===== EXCERPT TO READ
Fun story, about 18 months ago I was consulting for a telco. One of my tasks was to run a segmentation model on their subscriber base. They wanted me to use SAS in their cluster, but because I had 'brought my infra/laptop', I told them that I could do it with Python instead. I got the gist of it working on Pandas, but it was 'slow'. So they asked me if I was going to run it on a sample, but I said I'll port it to Spark in the evening.

The following morning I presented them with results, and the porting to Spark took about 2 hours (I hadn't used SparkML before), and the thing took an hour to run on the whole population.

bobbylarrybobby · on April 5, 2020

It really is remarkable that Python's numerical computing libraries have such poor performance. When doing chains of elementwise operations on large arrays (such as toy example `elementwise cos(sqrt(sin(pow(array, 2))))`), Julia appears to outperform Python by a factor 2! Numpy cannot avoid computing each intermediate array, which means it has to allocate a ton of wasteful memory. Meanwhile Julia does the smart thing and coalesces all operations into one and applies that single operation elementwise, allocating only a single new array.

Pandas does not also defer computations, which means computing Boolean functions that include the same data multiple times must make multiple passes over said data. Absurd.

a_t48 · on April 5, 2020

numpy appears to have optional arguments for the storage location of outputs: https://docs.scipy.org/doc/numpy/reference/generated/numpy.c... - Could you elaborate a little further? The syntax might not be as nice as another language or framework, but it's not "unavoidable".

Disclaimer: have never used numpy, have used python fairly extensively.

bobbylarrybobby · on April 5, 2020

You are right about the `out` argument, I'd forgotten about that. But even avoiding the wasteful memory allocations, numpy still is about 60% slower than Julia, as it makes multiple passes over the input data. (If there's a way to get numpy to just make a single pass over the data and remain performant, I'd love to know.)
==========
===== DATASET ROWS
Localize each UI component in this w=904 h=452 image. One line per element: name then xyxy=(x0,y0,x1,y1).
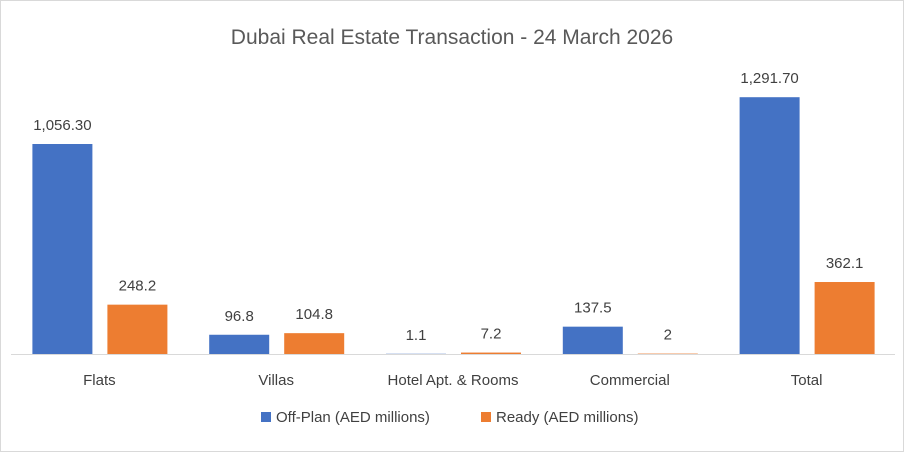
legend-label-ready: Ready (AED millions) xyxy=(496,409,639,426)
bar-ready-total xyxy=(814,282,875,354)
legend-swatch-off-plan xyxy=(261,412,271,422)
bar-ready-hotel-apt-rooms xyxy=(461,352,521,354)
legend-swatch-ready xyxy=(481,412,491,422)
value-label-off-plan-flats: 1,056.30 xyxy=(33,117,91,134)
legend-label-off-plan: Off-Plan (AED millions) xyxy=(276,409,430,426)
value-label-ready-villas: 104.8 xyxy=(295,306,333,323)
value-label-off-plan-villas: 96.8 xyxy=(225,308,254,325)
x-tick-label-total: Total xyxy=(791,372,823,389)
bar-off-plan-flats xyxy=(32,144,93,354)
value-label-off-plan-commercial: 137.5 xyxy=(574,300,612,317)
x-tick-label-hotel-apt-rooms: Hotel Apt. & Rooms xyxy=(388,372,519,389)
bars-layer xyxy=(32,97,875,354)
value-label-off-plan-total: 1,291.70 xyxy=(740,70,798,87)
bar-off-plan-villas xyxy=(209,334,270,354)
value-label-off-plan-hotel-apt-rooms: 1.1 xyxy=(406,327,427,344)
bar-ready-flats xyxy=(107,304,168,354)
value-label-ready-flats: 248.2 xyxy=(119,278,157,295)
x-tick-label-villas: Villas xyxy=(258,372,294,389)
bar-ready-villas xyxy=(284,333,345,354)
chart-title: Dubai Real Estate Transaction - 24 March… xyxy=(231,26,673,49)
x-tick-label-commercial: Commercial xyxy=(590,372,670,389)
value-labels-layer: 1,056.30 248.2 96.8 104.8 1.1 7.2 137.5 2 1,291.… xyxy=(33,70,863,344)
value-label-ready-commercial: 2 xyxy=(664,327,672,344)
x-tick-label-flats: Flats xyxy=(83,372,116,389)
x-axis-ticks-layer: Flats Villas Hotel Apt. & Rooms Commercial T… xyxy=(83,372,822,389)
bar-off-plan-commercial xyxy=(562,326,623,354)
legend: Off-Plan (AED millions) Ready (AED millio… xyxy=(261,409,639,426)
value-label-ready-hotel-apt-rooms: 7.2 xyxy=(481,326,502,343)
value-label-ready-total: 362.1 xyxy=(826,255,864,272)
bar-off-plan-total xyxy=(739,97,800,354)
==========
===== DATASET ROWS
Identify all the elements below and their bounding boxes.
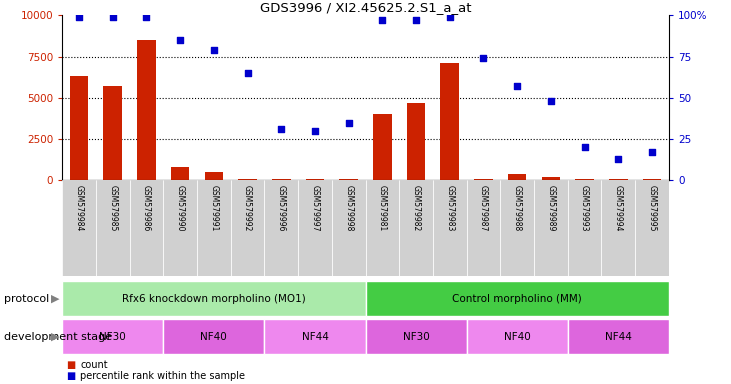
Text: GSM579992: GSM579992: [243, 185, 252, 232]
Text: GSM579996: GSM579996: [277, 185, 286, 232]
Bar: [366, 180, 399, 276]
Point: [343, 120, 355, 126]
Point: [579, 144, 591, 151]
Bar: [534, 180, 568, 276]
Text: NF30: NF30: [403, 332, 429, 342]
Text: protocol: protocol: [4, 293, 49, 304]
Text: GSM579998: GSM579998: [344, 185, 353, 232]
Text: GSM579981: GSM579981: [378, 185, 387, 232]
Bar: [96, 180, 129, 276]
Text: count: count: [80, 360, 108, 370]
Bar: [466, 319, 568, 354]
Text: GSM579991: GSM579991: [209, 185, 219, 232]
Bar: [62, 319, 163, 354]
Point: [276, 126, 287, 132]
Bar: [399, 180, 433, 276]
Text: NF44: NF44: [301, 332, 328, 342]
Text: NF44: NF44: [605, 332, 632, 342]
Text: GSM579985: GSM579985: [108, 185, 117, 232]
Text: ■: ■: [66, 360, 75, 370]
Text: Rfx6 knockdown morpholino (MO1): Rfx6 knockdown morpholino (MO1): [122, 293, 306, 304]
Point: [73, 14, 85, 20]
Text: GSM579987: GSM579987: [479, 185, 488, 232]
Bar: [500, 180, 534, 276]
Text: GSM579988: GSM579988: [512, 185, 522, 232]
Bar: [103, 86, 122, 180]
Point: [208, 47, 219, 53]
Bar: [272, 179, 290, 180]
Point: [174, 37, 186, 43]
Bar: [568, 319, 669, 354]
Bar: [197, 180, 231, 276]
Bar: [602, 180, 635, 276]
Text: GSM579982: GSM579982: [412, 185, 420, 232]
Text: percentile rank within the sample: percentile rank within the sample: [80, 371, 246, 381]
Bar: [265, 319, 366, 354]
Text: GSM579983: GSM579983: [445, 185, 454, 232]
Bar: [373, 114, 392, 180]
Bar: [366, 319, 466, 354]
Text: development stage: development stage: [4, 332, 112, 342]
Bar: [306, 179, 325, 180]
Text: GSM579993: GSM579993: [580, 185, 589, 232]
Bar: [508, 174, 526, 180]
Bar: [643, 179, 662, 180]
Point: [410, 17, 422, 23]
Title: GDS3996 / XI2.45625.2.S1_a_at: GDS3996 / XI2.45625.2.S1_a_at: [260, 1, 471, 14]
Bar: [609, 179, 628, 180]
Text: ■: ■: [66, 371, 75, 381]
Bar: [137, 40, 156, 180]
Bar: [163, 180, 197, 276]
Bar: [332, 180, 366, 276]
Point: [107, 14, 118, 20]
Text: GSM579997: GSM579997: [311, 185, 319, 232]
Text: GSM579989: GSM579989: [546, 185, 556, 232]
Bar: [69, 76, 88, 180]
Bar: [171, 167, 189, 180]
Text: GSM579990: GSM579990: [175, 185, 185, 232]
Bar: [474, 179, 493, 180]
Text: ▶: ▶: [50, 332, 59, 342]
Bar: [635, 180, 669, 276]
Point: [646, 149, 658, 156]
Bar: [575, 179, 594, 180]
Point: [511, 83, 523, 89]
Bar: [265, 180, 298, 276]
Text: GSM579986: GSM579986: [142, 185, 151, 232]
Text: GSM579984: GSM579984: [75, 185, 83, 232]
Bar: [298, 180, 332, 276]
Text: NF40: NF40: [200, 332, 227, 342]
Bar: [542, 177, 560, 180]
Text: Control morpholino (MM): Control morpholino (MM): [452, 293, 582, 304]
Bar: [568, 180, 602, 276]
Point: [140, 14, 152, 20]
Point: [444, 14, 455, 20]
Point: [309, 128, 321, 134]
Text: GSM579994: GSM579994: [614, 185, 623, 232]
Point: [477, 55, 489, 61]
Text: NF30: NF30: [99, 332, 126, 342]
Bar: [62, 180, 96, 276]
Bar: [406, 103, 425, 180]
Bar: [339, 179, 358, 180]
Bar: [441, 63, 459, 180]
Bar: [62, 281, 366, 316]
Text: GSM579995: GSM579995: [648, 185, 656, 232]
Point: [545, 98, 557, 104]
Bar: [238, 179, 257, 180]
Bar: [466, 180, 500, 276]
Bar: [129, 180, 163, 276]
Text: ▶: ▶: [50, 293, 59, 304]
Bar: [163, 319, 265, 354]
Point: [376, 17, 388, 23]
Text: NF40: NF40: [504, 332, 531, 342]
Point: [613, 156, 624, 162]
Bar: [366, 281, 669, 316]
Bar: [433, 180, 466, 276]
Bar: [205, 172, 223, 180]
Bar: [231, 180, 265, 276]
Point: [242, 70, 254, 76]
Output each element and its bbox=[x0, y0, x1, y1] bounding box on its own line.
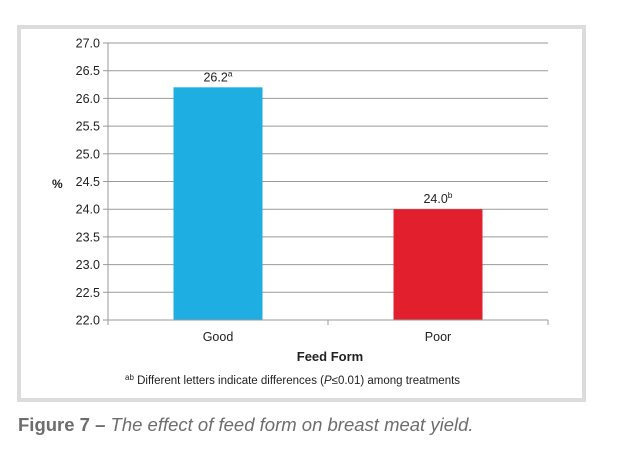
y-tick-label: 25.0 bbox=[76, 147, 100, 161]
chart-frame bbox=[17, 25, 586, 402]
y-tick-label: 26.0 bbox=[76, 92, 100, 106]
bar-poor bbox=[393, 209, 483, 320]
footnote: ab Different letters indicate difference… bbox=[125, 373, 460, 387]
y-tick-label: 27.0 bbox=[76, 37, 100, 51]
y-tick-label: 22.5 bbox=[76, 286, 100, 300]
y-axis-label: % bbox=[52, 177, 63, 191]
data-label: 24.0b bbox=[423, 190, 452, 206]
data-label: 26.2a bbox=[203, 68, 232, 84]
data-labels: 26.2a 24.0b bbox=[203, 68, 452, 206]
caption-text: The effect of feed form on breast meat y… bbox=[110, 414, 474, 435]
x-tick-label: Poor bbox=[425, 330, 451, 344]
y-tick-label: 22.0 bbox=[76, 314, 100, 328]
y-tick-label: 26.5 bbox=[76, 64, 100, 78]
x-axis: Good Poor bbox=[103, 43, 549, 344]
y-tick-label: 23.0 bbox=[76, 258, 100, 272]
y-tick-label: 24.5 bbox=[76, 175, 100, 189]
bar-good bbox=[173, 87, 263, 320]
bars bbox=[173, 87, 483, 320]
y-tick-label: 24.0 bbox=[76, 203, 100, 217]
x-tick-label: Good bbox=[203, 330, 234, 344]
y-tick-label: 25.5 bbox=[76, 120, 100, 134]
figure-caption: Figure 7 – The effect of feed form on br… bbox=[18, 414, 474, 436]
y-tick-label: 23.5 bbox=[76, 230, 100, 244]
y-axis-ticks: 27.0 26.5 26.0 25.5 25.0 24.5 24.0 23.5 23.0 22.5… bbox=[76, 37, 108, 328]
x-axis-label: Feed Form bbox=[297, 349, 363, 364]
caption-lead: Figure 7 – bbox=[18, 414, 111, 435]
==========
• SET TASKS:
(1) According to the forum thread, how much slower than Julia is numpy even when the wasteful memory allocations are avoided?
(2) Copy the passage of the forum thread starting at "Disclaimer: have never" and ending at "love to know.)".
Rely solely on the forum thread, not the listing.

• RESULTS IN ORDER:
(1) About 60% slower.

(2)
Disclaimer: have never used numpy, have used python fairly extensively.

bobbylarrybobby · on April 5, 2020

You are right about the `out` argument, I'd forgotten about that. But even avoiding the wasteful memory allocations, numpy still is about 60% slower than Julia, as it makes multiple passes over the input data. (If there's a way to get numpy to just make a single pass over the data and remain performant, I'd love to know.)